Data records

•••••

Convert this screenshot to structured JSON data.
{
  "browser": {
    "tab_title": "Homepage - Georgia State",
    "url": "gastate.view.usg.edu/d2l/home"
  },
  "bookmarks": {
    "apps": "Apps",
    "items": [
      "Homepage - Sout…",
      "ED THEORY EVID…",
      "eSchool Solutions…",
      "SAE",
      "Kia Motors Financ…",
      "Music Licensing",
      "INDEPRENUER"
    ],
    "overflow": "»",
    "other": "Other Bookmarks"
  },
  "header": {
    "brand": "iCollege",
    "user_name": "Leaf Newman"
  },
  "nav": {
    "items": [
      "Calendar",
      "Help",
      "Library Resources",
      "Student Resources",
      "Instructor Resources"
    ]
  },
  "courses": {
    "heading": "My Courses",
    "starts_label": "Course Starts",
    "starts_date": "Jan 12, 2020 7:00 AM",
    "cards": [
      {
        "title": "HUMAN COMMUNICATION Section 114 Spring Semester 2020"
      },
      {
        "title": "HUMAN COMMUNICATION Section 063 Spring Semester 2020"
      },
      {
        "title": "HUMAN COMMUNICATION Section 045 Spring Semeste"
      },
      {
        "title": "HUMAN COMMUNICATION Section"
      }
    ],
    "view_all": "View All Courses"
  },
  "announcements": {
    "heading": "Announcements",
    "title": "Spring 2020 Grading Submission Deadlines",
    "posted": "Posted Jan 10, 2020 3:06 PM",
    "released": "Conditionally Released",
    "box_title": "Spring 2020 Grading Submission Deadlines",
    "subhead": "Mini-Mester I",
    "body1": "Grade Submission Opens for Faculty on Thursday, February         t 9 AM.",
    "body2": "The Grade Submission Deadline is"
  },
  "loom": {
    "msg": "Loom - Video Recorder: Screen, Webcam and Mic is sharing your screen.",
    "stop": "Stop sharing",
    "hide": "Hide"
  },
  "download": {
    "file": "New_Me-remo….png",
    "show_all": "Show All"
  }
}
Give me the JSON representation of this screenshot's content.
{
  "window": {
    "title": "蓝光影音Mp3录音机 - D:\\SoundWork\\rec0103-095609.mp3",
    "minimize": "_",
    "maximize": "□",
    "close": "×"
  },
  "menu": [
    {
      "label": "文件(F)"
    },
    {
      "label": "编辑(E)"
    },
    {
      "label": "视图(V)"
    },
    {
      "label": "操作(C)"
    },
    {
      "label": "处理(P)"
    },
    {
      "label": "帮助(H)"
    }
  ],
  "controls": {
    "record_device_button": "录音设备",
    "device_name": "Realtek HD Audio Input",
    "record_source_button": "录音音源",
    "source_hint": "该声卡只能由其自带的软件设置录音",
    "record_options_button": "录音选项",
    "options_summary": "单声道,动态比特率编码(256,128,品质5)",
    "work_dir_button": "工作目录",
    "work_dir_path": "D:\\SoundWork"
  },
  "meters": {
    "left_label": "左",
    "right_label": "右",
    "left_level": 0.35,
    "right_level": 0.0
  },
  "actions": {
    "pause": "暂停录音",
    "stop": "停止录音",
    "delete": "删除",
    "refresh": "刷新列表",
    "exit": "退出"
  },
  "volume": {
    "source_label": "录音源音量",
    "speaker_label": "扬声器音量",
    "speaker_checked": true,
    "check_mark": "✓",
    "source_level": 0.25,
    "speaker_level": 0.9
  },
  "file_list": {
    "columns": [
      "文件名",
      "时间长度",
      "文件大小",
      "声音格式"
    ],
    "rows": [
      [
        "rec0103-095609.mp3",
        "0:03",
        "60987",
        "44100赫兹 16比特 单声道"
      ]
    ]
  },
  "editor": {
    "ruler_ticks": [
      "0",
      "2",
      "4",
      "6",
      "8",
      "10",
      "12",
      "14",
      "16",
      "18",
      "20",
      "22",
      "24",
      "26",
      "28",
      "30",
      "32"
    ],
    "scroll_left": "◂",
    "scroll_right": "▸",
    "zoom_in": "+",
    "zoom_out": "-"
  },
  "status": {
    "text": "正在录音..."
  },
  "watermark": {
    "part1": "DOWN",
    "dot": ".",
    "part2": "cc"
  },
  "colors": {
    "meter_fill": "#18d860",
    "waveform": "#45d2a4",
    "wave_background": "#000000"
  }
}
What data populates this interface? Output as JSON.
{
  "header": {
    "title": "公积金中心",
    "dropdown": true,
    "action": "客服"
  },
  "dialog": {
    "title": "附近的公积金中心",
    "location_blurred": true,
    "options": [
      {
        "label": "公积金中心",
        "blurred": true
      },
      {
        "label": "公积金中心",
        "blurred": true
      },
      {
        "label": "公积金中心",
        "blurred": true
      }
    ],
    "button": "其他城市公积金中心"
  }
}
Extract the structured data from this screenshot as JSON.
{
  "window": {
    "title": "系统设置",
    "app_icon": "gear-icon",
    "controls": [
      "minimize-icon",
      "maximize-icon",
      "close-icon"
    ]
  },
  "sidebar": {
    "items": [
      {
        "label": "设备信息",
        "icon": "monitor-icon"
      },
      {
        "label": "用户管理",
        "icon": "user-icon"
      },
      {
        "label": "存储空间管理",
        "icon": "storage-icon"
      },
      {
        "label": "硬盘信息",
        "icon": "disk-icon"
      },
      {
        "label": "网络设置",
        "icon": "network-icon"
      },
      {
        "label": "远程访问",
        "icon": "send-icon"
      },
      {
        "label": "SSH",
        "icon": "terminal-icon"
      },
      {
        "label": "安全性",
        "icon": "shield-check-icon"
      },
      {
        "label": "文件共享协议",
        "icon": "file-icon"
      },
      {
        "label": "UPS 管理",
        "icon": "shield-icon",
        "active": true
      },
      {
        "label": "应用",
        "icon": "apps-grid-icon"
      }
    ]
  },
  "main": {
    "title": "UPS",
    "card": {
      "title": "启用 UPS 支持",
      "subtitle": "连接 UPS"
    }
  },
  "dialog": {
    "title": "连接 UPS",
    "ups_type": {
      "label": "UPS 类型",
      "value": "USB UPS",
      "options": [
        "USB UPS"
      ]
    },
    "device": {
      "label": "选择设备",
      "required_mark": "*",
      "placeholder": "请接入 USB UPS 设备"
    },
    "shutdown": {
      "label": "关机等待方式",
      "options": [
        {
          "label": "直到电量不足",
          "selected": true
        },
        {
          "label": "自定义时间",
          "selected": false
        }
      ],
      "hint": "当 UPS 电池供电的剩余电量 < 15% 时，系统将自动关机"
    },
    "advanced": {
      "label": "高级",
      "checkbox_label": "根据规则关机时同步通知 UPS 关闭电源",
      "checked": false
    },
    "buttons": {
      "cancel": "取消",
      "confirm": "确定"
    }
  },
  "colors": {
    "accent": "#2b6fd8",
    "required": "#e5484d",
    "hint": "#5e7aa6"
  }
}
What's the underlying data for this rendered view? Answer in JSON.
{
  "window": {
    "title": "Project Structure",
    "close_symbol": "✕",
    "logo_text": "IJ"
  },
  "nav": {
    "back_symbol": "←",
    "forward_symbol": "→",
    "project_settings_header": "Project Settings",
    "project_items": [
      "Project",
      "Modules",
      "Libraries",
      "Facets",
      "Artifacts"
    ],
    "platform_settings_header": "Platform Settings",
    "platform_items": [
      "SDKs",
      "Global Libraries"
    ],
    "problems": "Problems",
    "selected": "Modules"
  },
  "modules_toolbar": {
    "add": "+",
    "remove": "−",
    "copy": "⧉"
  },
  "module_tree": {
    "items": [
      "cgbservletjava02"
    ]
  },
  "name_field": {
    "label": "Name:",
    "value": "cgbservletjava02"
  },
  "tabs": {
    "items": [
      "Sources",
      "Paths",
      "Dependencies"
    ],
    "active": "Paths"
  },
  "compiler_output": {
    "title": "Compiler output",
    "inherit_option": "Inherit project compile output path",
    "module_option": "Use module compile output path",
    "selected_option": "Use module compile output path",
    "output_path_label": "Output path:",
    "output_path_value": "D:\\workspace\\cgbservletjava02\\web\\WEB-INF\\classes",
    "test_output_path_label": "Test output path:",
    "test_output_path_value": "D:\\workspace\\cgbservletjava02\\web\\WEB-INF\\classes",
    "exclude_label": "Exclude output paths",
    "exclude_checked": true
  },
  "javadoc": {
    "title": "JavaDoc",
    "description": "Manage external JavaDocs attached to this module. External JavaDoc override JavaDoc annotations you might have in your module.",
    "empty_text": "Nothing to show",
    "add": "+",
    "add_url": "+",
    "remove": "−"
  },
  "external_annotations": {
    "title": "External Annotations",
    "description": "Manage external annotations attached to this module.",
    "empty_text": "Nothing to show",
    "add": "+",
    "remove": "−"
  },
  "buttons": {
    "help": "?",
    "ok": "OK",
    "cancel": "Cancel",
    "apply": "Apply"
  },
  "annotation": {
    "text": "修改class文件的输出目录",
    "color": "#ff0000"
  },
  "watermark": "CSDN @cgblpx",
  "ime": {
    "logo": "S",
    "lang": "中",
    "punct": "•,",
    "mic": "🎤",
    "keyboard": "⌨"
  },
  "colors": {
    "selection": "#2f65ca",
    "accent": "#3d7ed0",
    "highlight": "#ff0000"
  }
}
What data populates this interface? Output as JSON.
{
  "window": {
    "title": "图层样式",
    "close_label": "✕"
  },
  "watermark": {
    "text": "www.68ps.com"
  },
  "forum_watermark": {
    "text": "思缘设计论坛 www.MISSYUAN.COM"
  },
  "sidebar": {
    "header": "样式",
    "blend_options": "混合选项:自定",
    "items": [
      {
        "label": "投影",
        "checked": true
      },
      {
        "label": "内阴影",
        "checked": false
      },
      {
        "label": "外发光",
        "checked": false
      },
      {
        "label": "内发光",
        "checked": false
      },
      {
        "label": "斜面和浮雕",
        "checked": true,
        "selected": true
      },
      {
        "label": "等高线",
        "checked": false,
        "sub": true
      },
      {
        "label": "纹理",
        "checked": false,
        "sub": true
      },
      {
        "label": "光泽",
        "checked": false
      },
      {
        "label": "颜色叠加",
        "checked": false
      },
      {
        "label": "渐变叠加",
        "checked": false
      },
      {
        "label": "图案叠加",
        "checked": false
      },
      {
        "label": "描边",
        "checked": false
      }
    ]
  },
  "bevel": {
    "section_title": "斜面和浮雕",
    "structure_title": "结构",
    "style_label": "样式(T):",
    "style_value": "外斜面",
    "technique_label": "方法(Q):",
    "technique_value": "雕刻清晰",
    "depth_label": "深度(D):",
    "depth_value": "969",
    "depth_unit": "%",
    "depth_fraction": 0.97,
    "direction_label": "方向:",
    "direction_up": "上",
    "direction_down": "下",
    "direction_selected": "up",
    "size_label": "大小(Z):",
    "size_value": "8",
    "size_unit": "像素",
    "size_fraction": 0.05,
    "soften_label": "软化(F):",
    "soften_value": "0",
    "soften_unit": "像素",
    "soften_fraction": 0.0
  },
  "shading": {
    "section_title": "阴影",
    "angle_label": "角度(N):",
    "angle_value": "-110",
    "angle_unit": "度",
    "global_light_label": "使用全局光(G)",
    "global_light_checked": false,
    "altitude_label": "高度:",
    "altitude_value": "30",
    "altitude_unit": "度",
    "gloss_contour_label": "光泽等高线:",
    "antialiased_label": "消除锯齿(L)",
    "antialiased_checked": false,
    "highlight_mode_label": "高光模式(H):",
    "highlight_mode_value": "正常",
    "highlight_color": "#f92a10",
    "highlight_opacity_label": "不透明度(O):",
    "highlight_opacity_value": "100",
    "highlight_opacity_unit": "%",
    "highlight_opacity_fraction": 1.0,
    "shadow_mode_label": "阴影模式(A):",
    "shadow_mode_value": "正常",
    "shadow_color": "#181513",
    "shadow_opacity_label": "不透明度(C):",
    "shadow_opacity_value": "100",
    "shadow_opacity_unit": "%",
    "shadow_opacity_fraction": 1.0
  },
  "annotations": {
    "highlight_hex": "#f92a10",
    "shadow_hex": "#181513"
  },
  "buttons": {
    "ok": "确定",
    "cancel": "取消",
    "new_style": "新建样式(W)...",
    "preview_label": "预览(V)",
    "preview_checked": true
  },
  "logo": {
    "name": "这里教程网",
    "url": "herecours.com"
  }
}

•••••

**Directions for this task:** List the lines that contain the word "SoundWork".

**Task response:**
    "title": "蓝光影音Mp3录音机 - D:\\SoundWork\\rec0103-095609.mp3",
    "work_dir_path": "D:\\SoundWork"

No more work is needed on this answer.